╭──

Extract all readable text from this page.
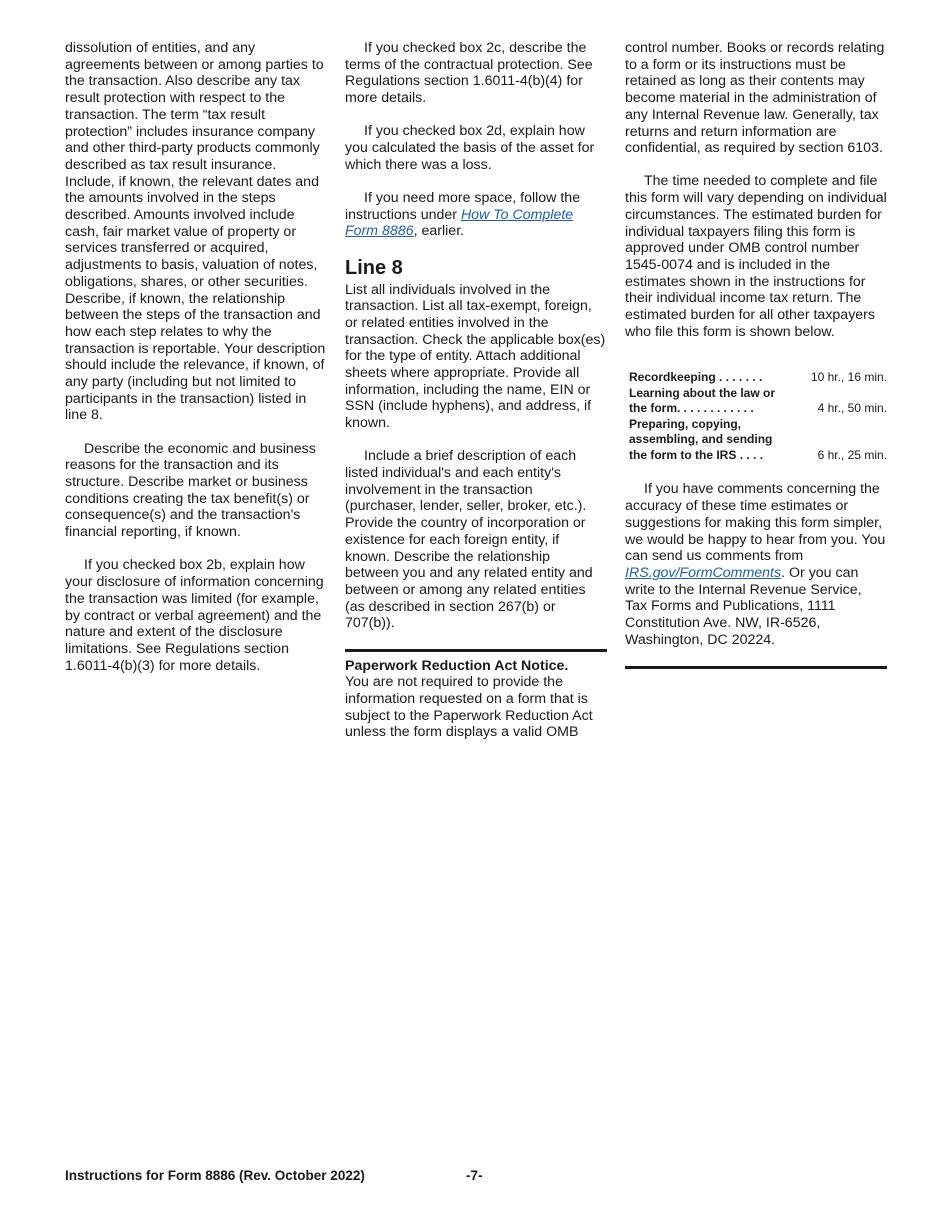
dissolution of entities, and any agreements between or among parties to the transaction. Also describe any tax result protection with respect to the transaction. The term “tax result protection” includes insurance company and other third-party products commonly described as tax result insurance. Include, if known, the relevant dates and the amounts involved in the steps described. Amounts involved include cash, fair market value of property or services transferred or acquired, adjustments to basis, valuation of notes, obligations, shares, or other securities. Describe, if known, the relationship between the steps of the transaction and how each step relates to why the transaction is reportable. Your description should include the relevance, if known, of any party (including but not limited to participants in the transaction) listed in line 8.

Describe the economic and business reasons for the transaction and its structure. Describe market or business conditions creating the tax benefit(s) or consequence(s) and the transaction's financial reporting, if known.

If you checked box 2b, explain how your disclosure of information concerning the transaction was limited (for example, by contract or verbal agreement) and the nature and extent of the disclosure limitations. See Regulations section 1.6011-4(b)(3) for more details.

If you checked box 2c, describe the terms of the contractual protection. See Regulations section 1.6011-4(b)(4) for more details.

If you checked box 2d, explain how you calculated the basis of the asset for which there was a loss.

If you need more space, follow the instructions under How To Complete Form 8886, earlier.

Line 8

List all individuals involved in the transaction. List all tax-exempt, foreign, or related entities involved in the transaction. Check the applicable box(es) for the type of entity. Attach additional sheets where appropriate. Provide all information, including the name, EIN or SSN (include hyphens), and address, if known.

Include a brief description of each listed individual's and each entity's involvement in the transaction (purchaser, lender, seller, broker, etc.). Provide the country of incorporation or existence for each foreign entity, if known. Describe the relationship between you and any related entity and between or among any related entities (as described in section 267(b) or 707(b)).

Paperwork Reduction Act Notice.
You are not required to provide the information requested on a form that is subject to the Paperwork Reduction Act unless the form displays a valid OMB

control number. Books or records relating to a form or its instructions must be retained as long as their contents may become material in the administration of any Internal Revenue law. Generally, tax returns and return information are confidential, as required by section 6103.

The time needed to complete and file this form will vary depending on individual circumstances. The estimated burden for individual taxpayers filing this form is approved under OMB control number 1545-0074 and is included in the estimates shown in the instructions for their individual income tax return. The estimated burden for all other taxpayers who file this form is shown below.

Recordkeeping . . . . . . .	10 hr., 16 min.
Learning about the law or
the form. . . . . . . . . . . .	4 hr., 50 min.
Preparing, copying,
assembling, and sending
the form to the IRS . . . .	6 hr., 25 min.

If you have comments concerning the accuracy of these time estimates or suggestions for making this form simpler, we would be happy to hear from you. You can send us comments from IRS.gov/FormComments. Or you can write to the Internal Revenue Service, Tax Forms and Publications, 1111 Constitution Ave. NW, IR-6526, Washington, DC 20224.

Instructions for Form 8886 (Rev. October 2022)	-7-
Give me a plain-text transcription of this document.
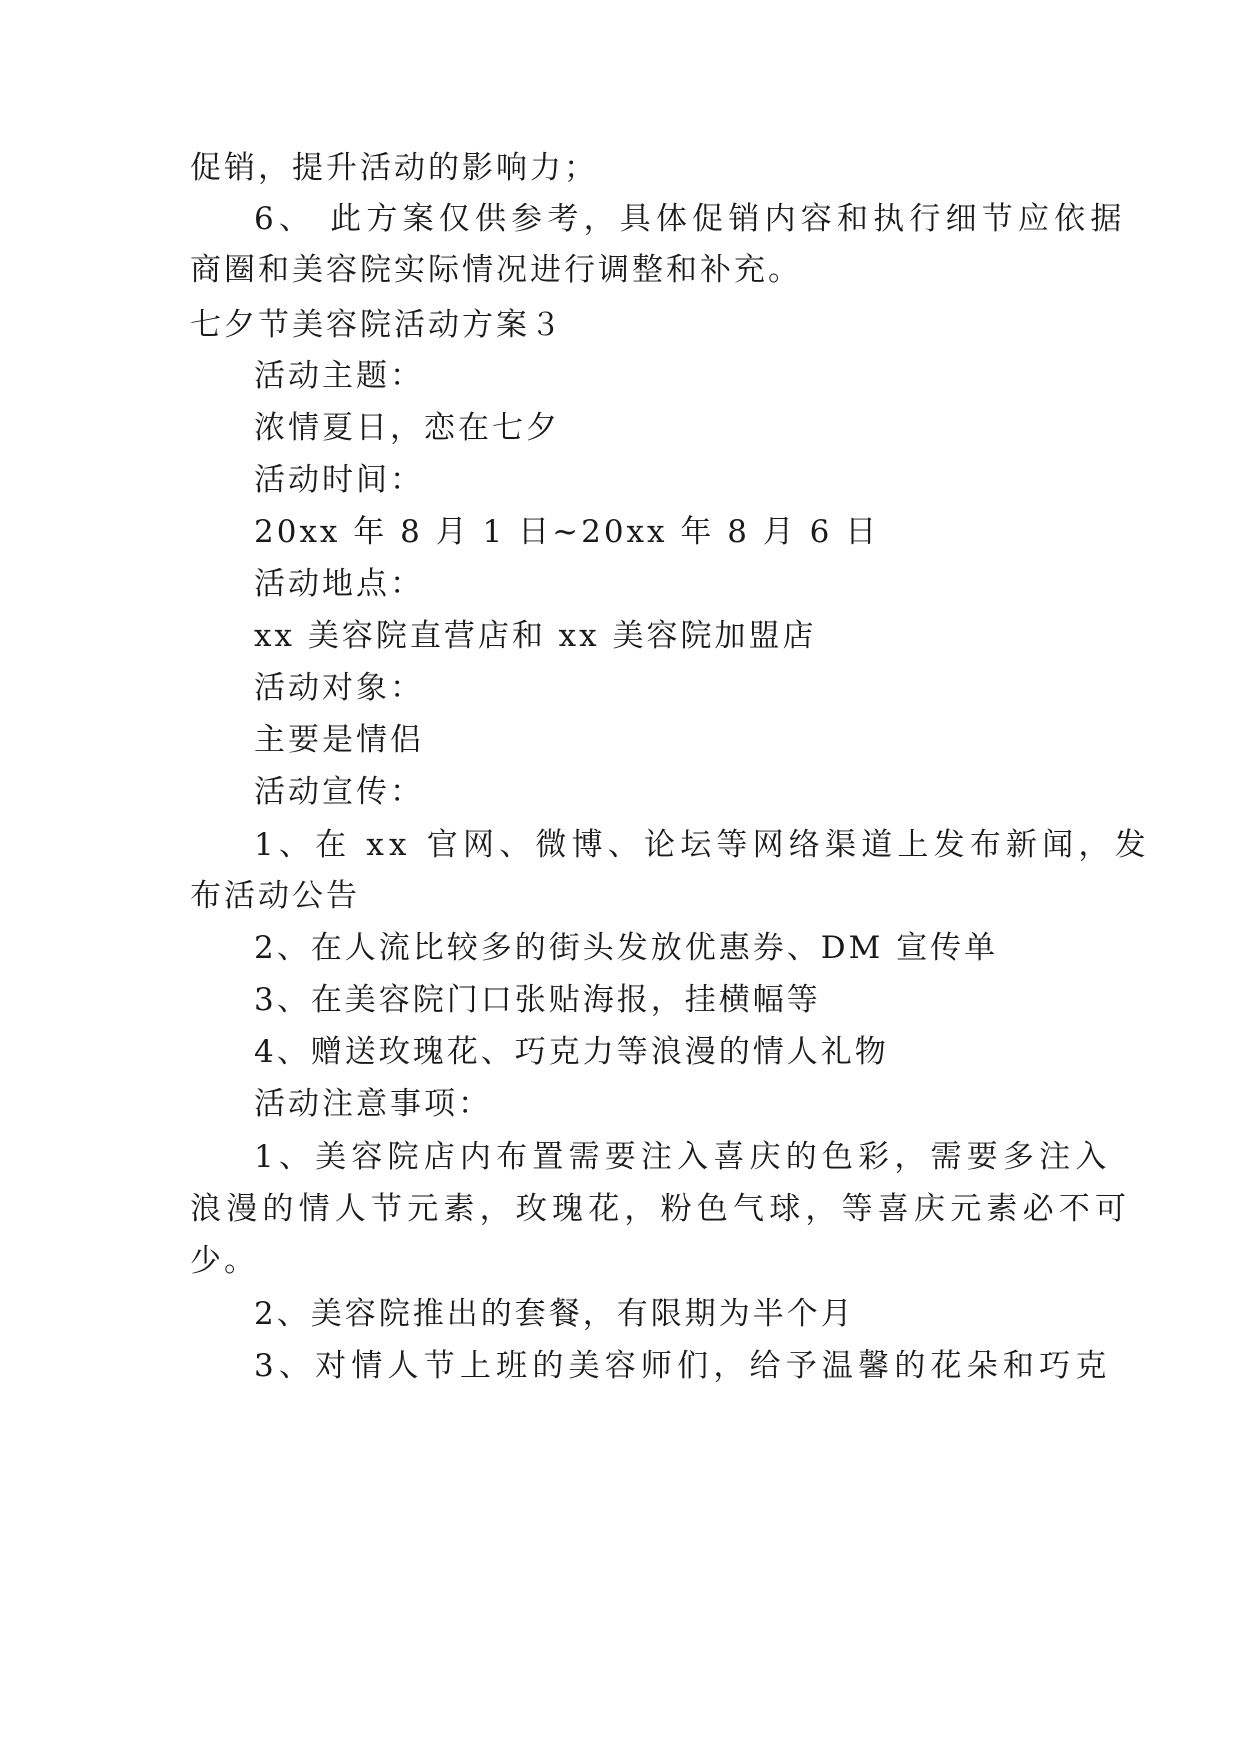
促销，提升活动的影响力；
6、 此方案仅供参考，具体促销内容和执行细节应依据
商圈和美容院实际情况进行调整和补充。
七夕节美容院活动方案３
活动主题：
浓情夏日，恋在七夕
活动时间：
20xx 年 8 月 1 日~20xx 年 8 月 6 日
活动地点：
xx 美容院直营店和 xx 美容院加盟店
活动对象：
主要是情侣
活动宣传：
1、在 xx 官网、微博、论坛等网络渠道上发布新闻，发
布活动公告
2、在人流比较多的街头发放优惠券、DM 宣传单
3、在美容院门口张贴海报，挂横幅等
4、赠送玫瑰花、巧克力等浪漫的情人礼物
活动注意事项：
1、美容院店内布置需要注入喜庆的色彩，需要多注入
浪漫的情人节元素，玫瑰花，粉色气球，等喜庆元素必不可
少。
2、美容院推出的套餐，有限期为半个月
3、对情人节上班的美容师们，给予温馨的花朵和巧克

╰──

List each line in the listing that contains the string "more".

If you checked box 2b, explain how your disclosure of information concerning the transaction was limited (for example, by contract or verbal agreement) and the nature and extent of the disclosure limitations. See Regulations section 1.6011-4(b)(3) for more details.
If you checked box 2c, describe the terms of the contractual protection. See Regulations section 1.6011-4(b)(4) for more details.
If you need more space, follow the instructions under How To Complete Form 8886, earlier.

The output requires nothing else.